##### The input #####

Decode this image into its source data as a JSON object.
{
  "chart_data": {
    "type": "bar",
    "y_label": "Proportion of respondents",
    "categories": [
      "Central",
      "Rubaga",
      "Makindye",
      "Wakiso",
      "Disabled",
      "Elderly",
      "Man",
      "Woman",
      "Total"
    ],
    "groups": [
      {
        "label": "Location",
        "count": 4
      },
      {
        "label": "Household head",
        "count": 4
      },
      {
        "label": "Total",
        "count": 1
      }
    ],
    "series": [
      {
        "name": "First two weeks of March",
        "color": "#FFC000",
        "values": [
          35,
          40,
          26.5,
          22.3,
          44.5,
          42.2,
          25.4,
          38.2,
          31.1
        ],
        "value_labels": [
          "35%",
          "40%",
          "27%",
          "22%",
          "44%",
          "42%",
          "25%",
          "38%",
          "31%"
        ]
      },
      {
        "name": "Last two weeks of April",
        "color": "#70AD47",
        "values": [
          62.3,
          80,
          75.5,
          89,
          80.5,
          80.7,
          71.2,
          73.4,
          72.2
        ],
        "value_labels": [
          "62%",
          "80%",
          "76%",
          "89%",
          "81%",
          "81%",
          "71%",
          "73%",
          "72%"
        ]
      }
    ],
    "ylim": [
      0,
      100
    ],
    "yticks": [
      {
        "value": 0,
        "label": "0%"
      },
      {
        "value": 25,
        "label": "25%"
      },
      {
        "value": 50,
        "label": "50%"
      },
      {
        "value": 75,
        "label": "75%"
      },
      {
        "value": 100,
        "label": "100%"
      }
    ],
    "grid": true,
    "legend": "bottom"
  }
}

#####

Given request: Find how many lines include the string "name" and report that number alone.

Output for this exercise: 2